## Exercise directions
Identify and reproduce every line holding the string "file".

## The records
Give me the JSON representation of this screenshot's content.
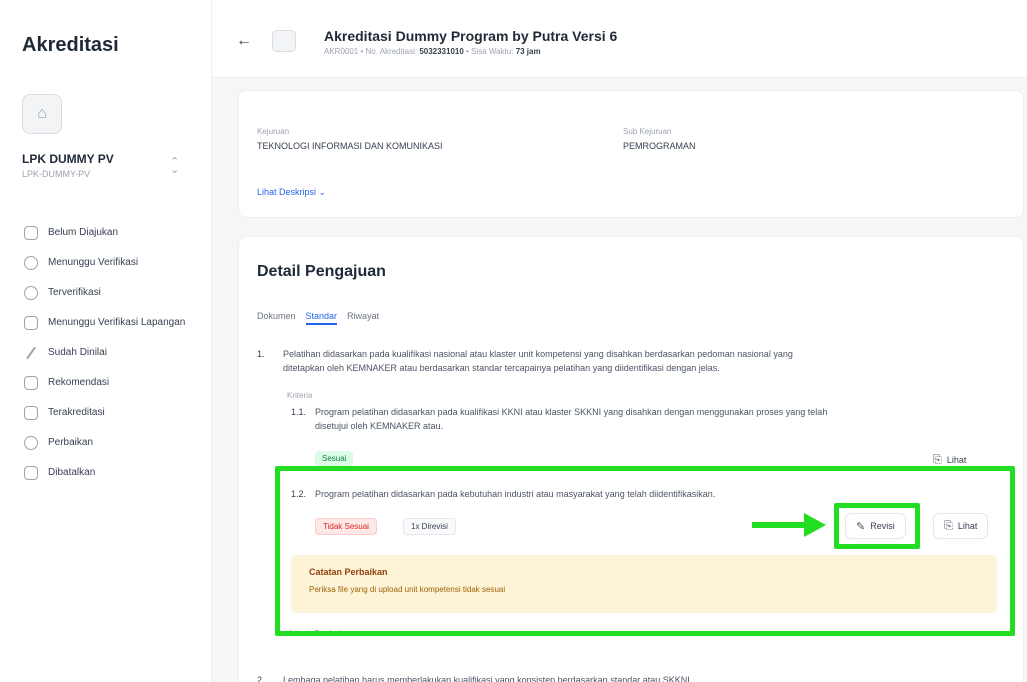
{
  "sidebar": {
    "app_title": "Akreditasi",
    "org_name": "LPK DUMMY PV",
    "org_code": "LPK-DUMMY-PV",
    "items": [
      {
        "label": "Belum Diajukan",
        "icon": "file-icon"
      },
      {
        "label": "Menunggu Verifikasi",
        "icon": "clock-icon"
      },
      {
        "label": "Terverifikasi",
        "icon": "check-circle-icon"
      },
      {
        "label": "Menunggu Verifikasi Lapangan",
        "icon": "map-icon"
      },
      {
        "label": "Sudah Dinilai",
        "icon": "pen-icon"
      },
      {
        "label": "Rekomendasi",
        "icon": "building-icon"
      },
      {
        "label": "Terakreditasi",
        "icon": "badge-icon"
      },
      {
        "label": "Perbaikan",
        "icon": "clock-icon"
      },
      {
        "label": "Dibatalkan",
        "icon": "clipboard-icon"
      }
    ]
  },
  "header": {
    "title": "Akreditasi Dummy Program by Putra Versi 6",
    "meta_prefix": "AKR0001 • No. Akreditasi:",
    "meta_number": "5032331010",
    "meta_mid": " • Sisa Waktu:",
    "meta_time": "73 jam"
  },
  "program": {
    "kejuruan_label": "Kejuruan",
    "kejuruan_value": "TEKNOLOGI INFORMASI DAN KOMUNIKASI",
    "sub_kejuruan_label": "Sub Kejuruan",
    "sub_kejuruan_value": "PEMROGRAMAN",
    "desc_link": "Lihat Deskripsi ⌄"
  },
  "detail": {
    "title": "Detail Pengajuan",
    "tabs": [
      "Dokumen",
      "Standar",
      "Riwayat"
    ],
    "standard_1": {
      "number": "1.",
      "text_line1": "Pelatihan didasarkan pada kualifikasi nasional atau klaster unit kompetensi yang disahkan berdasarkan pedoman nasional yang",
      "text_line2": "ditetapkan oleh KEMNAKER atau berdasarkan standar tercapainya pelatihan yang diidentifikasi dengan jelas.",
      "criteria_label": "Kriteria",
      "crit_1_1": {
        "number": "1.1.",
        "text_line1": "Program pelatihan didasarkan pada kualifikasi KKNI atau klaster SKKNI yang disahkan dengan menggunakan proses yang telah",
        "text_line2": "disetujui oleh KEMNAKER atau.",
        "status": "Sesuai",
        "view_label": "Lihat"
      },
      "crit_1_2": {
        "number": "1.2.",
        "text": "Program pelatihan didasarkan pada kebutuhan industri atau masyarakat yang telah diidentifikasikan.",
        "status": "Tidak Sesuai",
        "revision_count": "1x Direvisi",
        "revise_label": "Revisi",
        "view_label": "Lihat",
        "note_title": "Catatan Perbaikan",
        "note_body": "Periksa file yang di upload unit kompetensi tidak sesuai"
      },
      "next_criteria_label": "Kriteria Tambahan"
    },
    "standard_2": {
      "number": "2.",
      "text": "Lembaga pelatihan harus memberlakukan kualifikasi yang konsisten berdasarkan standar atau SKKNI."
    }
  },
  "annotation": {
    "highlight_color": "#22dd22"
  }
}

## Solution for this problem
        "icon": "file-icon"
        "note_body": "Periksa file yang di upload unit kompetensi tidak sesuai"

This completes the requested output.